**What is required**
Every line of the material below must be repeated exactly.

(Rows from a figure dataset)
## Start

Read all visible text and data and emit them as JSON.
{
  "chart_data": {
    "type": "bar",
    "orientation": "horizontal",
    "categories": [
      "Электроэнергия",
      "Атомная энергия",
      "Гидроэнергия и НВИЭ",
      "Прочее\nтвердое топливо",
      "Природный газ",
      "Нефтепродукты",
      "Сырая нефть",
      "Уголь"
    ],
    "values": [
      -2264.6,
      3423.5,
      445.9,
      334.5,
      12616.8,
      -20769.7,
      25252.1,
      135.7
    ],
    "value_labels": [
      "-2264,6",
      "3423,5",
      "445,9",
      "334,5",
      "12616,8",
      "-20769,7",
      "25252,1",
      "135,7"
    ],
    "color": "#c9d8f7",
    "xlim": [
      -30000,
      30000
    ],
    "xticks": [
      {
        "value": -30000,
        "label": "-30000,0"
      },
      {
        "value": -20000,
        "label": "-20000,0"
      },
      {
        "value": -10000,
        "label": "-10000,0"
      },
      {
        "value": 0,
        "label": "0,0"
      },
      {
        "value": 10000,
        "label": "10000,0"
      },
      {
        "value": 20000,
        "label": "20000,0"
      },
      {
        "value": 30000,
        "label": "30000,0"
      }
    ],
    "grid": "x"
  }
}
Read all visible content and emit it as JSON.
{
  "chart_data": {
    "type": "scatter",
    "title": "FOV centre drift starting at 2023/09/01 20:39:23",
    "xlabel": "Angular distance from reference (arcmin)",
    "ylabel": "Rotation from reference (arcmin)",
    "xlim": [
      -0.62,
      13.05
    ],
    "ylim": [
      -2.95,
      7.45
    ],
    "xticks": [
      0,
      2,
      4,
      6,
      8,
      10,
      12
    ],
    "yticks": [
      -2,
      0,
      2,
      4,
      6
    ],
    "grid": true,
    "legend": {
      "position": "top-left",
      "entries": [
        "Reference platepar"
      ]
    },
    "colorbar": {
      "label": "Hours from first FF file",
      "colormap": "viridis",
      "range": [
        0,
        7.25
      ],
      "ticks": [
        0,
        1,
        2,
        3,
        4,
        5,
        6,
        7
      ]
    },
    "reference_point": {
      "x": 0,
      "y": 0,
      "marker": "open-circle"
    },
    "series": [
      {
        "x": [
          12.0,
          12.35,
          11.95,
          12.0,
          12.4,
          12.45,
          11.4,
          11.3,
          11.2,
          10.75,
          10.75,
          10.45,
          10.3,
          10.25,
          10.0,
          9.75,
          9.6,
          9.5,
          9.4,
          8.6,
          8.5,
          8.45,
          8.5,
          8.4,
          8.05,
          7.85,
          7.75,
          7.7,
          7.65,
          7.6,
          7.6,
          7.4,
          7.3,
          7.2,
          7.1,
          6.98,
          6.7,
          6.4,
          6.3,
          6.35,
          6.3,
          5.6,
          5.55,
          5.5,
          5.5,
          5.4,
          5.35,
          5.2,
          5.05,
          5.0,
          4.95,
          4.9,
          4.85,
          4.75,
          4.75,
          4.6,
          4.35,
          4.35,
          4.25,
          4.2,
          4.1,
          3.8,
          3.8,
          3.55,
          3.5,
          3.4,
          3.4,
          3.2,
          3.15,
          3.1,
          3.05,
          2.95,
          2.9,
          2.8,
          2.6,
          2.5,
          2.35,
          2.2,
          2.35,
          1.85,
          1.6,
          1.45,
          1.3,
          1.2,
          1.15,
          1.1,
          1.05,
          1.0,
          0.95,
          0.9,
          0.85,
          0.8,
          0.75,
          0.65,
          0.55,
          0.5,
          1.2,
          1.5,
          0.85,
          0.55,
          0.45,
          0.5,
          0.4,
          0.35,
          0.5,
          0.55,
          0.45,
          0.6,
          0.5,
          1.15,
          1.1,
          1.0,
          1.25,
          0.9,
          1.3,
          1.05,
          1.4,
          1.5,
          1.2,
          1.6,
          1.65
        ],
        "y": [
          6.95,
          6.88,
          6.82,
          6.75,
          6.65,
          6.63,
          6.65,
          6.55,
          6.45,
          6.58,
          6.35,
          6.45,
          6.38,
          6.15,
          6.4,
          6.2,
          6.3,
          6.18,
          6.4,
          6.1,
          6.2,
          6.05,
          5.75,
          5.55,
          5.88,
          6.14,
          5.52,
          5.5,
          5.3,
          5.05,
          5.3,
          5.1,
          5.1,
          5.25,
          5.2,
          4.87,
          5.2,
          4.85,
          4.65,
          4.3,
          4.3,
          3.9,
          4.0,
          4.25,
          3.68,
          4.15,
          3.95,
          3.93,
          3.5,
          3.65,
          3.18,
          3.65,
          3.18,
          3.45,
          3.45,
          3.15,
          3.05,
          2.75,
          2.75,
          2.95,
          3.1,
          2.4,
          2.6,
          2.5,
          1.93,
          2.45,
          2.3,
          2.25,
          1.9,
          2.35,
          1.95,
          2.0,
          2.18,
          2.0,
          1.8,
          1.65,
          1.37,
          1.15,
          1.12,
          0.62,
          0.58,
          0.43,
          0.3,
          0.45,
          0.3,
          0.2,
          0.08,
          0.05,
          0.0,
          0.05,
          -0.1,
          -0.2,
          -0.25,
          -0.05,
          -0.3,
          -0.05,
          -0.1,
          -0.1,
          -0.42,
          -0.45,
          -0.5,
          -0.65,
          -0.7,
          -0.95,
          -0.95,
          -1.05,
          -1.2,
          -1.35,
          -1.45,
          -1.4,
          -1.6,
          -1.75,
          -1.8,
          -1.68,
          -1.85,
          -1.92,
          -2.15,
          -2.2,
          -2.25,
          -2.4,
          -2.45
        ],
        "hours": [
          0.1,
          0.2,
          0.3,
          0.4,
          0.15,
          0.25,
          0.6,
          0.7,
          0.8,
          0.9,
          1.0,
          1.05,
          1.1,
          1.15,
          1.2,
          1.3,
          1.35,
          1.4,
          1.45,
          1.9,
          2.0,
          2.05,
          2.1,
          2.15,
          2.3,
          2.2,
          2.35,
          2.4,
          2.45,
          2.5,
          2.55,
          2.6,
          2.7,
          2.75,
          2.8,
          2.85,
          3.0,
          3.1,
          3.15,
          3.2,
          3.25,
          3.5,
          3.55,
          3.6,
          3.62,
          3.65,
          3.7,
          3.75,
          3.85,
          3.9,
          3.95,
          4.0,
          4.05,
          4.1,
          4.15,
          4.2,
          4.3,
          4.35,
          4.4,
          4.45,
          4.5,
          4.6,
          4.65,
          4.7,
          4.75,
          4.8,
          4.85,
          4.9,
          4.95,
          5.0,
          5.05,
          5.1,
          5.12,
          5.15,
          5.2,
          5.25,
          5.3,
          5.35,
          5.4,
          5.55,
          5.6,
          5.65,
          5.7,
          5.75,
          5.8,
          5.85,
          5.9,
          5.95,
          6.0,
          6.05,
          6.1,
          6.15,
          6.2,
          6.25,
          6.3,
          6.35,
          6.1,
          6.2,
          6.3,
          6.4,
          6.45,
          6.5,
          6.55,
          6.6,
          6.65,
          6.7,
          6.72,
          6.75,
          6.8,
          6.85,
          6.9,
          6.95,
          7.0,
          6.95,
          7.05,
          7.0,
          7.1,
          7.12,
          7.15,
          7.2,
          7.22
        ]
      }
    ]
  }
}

## End

**Response to the task**
Read all visible text and data and emit them as JSON.
{
  "chart_data": {
    "type": "bar",
    "orientation": "horizontal",
    "categories": [
      "Электроэнергия",
      "Атомная энергия",
      "Гидроэнергия и НВИЭ",
      "Прочее\nтвердое топливо",
      "Природный газ",
      "Нефтепродукты",
      "Сырая нефть",
      "Уголь"
    ],
    "values": [
      -2264.6,
      3423.5,
      445.9,
      334.5,
      12616.8,
      -20769.7,
      25252.1,
      135.7
    ],
    "value_labels": [
      "-2264,6",
      "3423,5",
      "445,9",
      "334,5",
      "12616,8",
      "-20769,7",
      "25252,1",
      "135,7"
    ],
    "color": "#c9d8f7",
    "xlim": [
      -30000,
      30000
    ],
    "xticks": [
      {
        "value": -30000,
        "label": "-30000,0"
      },
      {
        "value": -20000,
        "label": "-20000,0"
      },
      {
        "value": -10000,
        "label": "-10000,0"
      },
      {
        "value": 0,
        "label": "0,0"
      },
      {
        "value": 10000,
        "label": "10000,0"
      },
      {
        "value": 20000,
        "label": "20000,0"
      },
      {
        "value": 30000,
        "label": "30000,0"
      }
    ],
    "grid": "x"
  }
}
Read all visible content and emit it as JSON.
{
  "chart_data": {
    "type": "scatter",
    "title": "FOV centre drift starting at 2023/09/01 20:39:23",
    "xlabel": "Angular distance from reference (arcmin)",
    "ylabel": "Rotation from reference (arcmin)",
    "xlim": [
      -0.62,
      13.05
    ],
    "ylim": [
      -2.95,
      7.45
    ],
    "xticks": [
      0,
      2,
      4,
      6,
      8,
      10,
      12
    ],
    "yticks": [
      -2,
      0,
      2,
      4,
      6
    ],
    "grid": true,
    "legend": {
      "position": "top-left",
      "entries": [
        "Reference platepar"
      ]
    },
    "colorbar": {
      "label": "Hours from first FF file",
      "colormap": "viridis",
      "range": [
        0,
        7.25
      ],
      "ticks": [
        0,
        1,
        2,
        3,
        4,
        5,
        6,
        7
      ]
    },
    "reference_point": {
      "x": 0,
      "y": 0,
      "marker": "open-circle"
    },
    "series": [
      {
        "x": [
          12.0,
          12.35,
          11.95,
          12.0,
          12.4,
          12.45,
          11.4,
          11.3,
          11.2,
          10.75,
          10.75,
          10.45,
          10.3,
          10.25,
          10.0,
          9.75,
          9.6,
          9.5,
          9.4,
          8.6,
          8.5,
          8.45,
          8.5,
          8.4,
          8.05,
          7.85,
          7.75,
          7.7,
          7.65,
          7.6,
          7.6,
          7.4,
          7.3,
          7.2,
          7.1,
          6.98,
          6.7,
          6.4,
          6.3,
          6.35,
          6.3,
          5.6,
          5.55,
          5.5,
          5.5,
          5.4,
          5.35,
          5.2,
          5.05,
          5.0,
          4.95,
          4.9,
          4.85,
          4.75,
          4.75,
          4.6,
          4.35,
          4.35,
          4.25,
          4.2,
          4.1,
          3.8,
          3.8,
          3.55,
          3.5,
          3.4,
          3.4,
          3.2,
          3.15,
          3.1,
          3.05,
          2.95,
          2.9,
          2.8,
          2.6,
          2.5,
          2.35,
          2.2,
          2.35,
          1.85,
          1.6,
          1.45,
          1.3,
          1.2,
          1.15,
          1.1,
          1.05,
          1.0,
          0.95,
          0.9,
          0.85,
          0.8,
          0.75,
          0.65,
          0.55,
          0.5,
          1.2,
          1.5,
          0.85,
          0.55,
          0.45,
          0.5,
          0.4,
          0.35,
          0.5,
          0.55,
          0.45,
          0.6,
          0.5,
          1.15,
          1.1,
          1.0,
          1.25,
          0.9,
          1.3,
          1.05,
          1.4,
          1.5,
          1.2,
          1.6,
          1.65
        ],
        "y": [
          6.95,
          6.88,
          6.82,
          6.75,
          6.65,
          6.63,
          6.65,
          6.55,
          6.45,
          6.58,
          6.35,
          6.45,
          6.38,
          6.15,
          6.4,
          6.2,
          6.3,
          6.18,
          6.4,
          6.1,
          6.2,
          6.05,
          5.75,
          5.55,
          5.88,
          6.14,
          5.52,
          5.5,
          5.3,
          5.05,
          5.3,
          5.1,
          5.1,
          5.25,
          5.2,
          4.87,
          5.2,
          4.85,
          4.65,
          4.3,
          4.3,
          3.9,
          4.0,
          4.25,
          3.68,
          4.15,
          3.95,
          3.93,
          3.5,
          3.65,
          3.18,
          3.65,
          3.18,
          3.45,
          3.45,
          3.15,
          3.05,
          2.75,
          2.75,
          2.95,
          3.1,
          2.4,
          2.6,
          2.5,
          1.93,
          2.45,
          2.3,
          2.25,
          1.9,
          2.35,
          1.95,
          2.0,
          2.18,
          2.0,
          1.8,
          1.65,
          1.37,
          1.15,
          1.12,
          0.62,
          0.58,
          0.43,
          0.3,
          0.45,
          0.3,
          0.2,
          0.08,
          0.05,
          0.0,
          0.05,
          -0.1,
          -0.2,
          -0.25,
          -0.05,
          -0.3,
          -0.05,
          -0.1,
          -0.1,
          -0.42,
          -0.45,
          -0.5,
          -0.65,
          -0.7,
          -0.95,
          -0.95,
          -1.05,
          -1.2,
          -1.35,
          -1.45,
          -1.4,
          -1.6,
          -1.75,
          -1.8,
          -1.68,
          -1.85,
          -1.92,
          -2.15,
          -2.2,
          -2.25,
          -2.4,
          -2.45
        ],
        "hours": [
          0.1,
          0.2,
          0.3,
          0.4,
          0.15,
          0.25,
          0.6,
          0.7,
          0.8,
          0.9,
          1.0,
          1.05,
          1.1,
          1.15,
          1.2,
          1.3,
          1.35,
          1.4,
          1.45,
          1.9,
          2.0,
          2.05,
          2.1,
          2.15,
          2.3,
          2.2,
          2.35,
          2.4,
          2.45,
          2.5,
          2.55,
          2.6,
          2.7,
          2.75,
          2.8,
          2.85,
          3.0,
          3.1,
          3.15,
          3.2,
          3.25,
          3.5,
          3.55,
          3.6,
          3.62,
          3.65,
          3.7,
          3.75,
          3.85,
          3.9,
          3.95,
          4.0,
          4.05,
          4.1,
          4.15,
          4.2,
          4.3,
          4.35,
          4.4,
          4.45,
          4.5,
          4.6,
          4.65,
          4.7,
          4.75,
          4.8,
          4.85,
          4.9,
          4.95,
          5.0,
          5.05,
          5.1,
          5.12,
          5.15,
          5.2,
          5.25,
          5.3,
          5.35,
          5.4,
          5.55,
          5.6,
          5.65,
          5.7,
          5.75,
          5.8,
          5.85,
          5.9,
          5.95,
          6.0,
          6.05,
          6.1,
          6.15,
          6.2,
          6.25,
          6.3,
          6.35,
          6.1,
          6.2,
          6.3,
          6.4,
          6.45,
          6.5,
          6.55,
          6.6,
          6.65,
          6.7,
          6.72,
          6.75,
          6.8,
          6.85,
          6.9,
          6.95,
          7.0,
          6.95,
          7.05,
          7.0,
          7.1,
          7.12,
          7.15,
          7.2,
          7.22
        ]
      }
    ]
  }
}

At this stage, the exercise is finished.